Exercise prompt:
Reproduce verbatim the items from the line containing "Find all labels, buttons, inputs, and" through the line containing "Bar [239, 322, 264, 385]", including both of those lines.

Data lines:
Start

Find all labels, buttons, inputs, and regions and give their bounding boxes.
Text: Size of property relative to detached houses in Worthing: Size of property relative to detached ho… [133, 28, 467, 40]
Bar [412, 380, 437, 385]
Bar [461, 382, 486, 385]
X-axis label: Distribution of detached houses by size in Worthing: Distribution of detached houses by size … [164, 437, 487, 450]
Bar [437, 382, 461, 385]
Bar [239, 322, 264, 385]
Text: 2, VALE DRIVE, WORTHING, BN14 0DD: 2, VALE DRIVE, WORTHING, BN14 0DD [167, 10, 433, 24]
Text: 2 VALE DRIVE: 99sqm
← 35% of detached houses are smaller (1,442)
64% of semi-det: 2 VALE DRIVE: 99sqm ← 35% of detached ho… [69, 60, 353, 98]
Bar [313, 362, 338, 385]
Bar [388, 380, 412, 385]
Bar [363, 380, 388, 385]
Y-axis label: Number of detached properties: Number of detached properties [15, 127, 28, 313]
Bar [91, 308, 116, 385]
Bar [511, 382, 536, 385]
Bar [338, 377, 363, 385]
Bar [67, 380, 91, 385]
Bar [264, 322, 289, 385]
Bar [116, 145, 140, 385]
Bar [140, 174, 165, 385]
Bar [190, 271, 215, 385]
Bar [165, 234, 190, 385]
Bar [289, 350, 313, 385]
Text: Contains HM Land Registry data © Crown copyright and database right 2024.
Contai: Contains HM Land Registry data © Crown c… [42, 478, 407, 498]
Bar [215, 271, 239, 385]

End
Start

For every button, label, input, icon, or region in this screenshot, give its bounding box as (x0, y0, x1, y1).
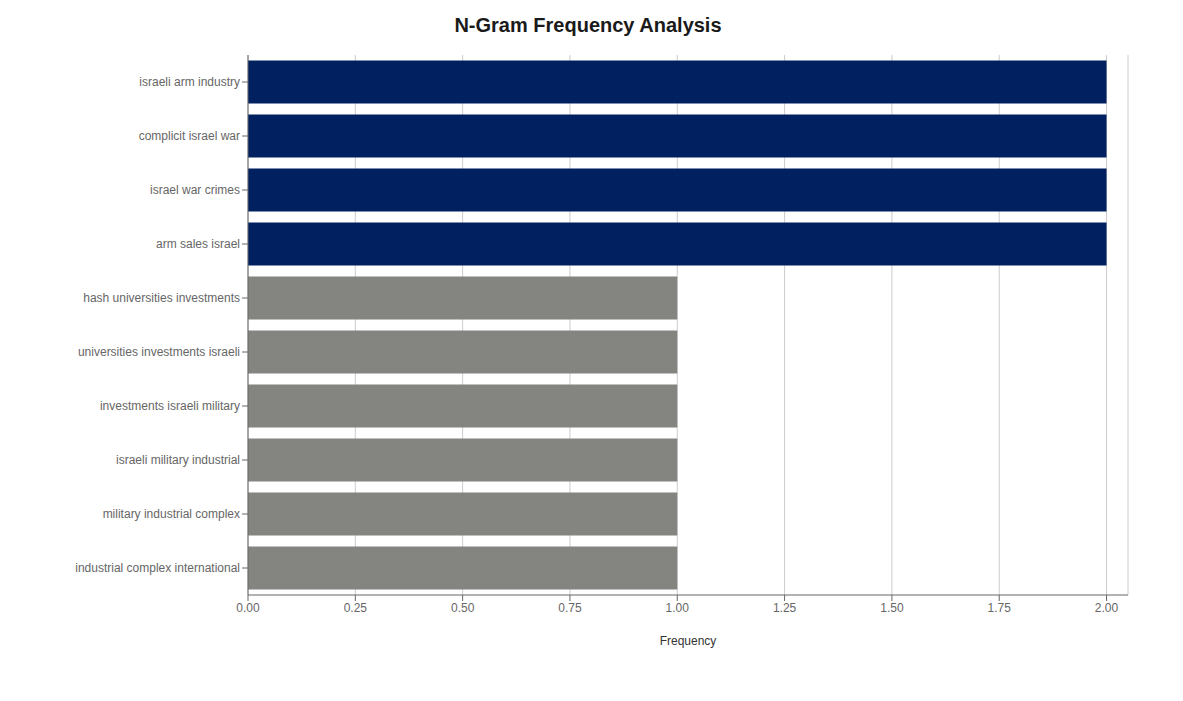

End

In response:
Find all labels, buttons, inputs, and regions and give their bounding boxes.
Text: Size of property relative to detached houses in Worthing: Size of property relative to detached ho… [133, 28, 467, 40]
Bar [412, 380, 437, 385]
Bar [461, 382, 486, 385]
X-axis label: Distribution of detached houses by size in Worthing: Distribution of detached houses by size … [164, 437, 487, 450]
Bar [437, 382, 461, 385]
Bar [239, 322, 264, 385]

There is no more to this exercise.